(Figure content listings)
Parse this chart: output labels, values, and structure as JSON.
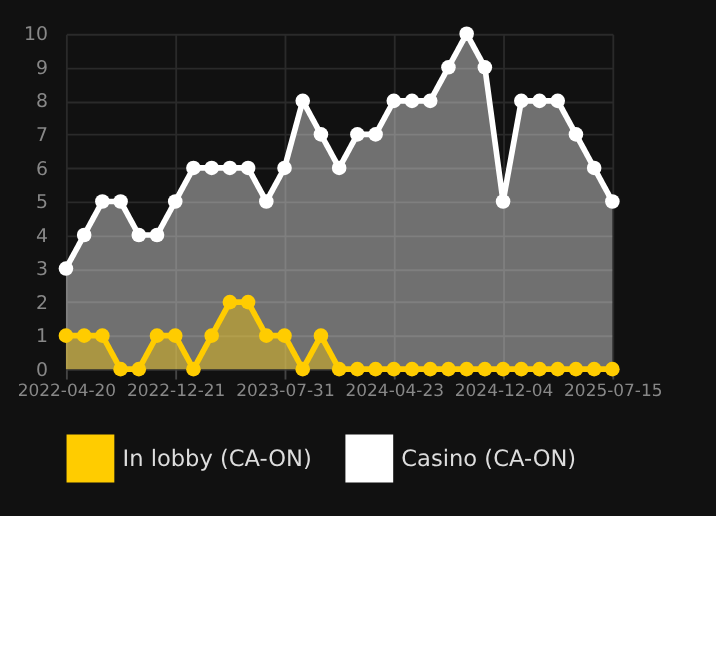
{
  "chart_data": {
    "type": "area",
    "categories": [
      "2022-04-20",
      null,
      null,
      null,
      null,
      null,
      "2022-12-21",
      null,
      null,
      null,
      null,
      null,
      "2023-07-31",
      null,
      null,
      null,
      null,
      null,
      "2024-04-23",
      null,
      null,
      null,
      null,
      null,
      "2024-12-04",
      null,
      null,
      null,
      null,
      null,
      "2025-07-15"
    ],
    "series": [
      {
        "name": "In lobby (CA-ON)",
        "color": "#ffcc00",
        "values": [
          1,
          1,
          1,
          0,
          0,
          1,
          1,
          0,
          1,
          2,
          2,
          1,
          1,
          0,
          1,
          0,
          0,
          0,
          0,
          0,
          0,
          0,
          0,
          0,
          0,
          0,
          0,
          0,
          0,
          0,
          0
        ]
      },
      {
        "name": "Casino (CA-ON)",
        "color": "#ffffff",
        "values": [
          3,
          4,
          5,
          5,
          4,
          4,
          5,
          6,
          6,
          6,
          6,
          5,
          6,
          8,
          7,
          6,
          7,
          7,
          8,
          8,
          8,
          9,
          10,
          9,
          5,
          8,
          8,
          8,
          7,
          6,
          5
        ]
      }
    ],
    "ylim": [
      0,
      10
    ],
    "yticks": [
      0,
      1,
      2,
      3,
      4,
      5,
      6,
      7,
      8,
      9,
      10
    ],
    "grid": true,
    "legend": "bottom",
    "marker": "circle",
    "line_style": "solid"
  }
}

#### [What is required]
Leave out the pictures and copy the rest of the material above exactly.

#### [Final answer]
Parse this chart: output labels, values, and structure as JSON.
{
  "chart_data": {
    "type": "area",
    "categories": [
      "2022-04-20",
      null,
      null,
      null,
      null,
      null,
      "2022-12-21",
      null,
      null,
      null,
      null,
      null,
      "2023-07-31",
      null,
      null,
      null,
      null,
      null,
      "2024-04-23",
      null,
      null,
      null,
      null,
      null,
      "2024-12-04",
      null,
      null,
      null,
      null,
      null,
      "2025-07-15"
    ],
    "series": [
      {
        "name": "In lobby (CA-ON)",
        "color": "#ffcc00",
        "values": [
          1,
          1,
          1,
          0,
          0,
          1,
          1,
          0,
          1,
          2,
          2,
          1,
          1,
          0,
          1,
          0,
          0,
          0,
          0,
          0,
          0,
          0,
          0,
          0,
          0,
          0,
          0,
          0,
          0,
          0,
          0
        ]
      },
      {
        "name": "Casino (CA-ON)",
        "color": "#ffffff",
        "values": [
          3,
          4,
          5,
          5,
          4,
          4,
          5,
          6,
          6,
          6,
          6,
          5,
          6,
          8,
          7,
          6,
          7,
          7,
          8,
          8,
          8,
          9,
          10,
          9,
          5,
          8,
          8,
          8,
          7,
          6,
          5
        ]
      }
    ],
    "ylim": [
      0,
      10
    ],
    "yticks": [
      0,
      1,
      2,
      3,
      4,
      5,
      6,
      7,
      8,
      9,
      10
    ],
    "grid": true,
    "legend": "bottom",
    "marker": "circle",
    "line_style": "solid"
  }
}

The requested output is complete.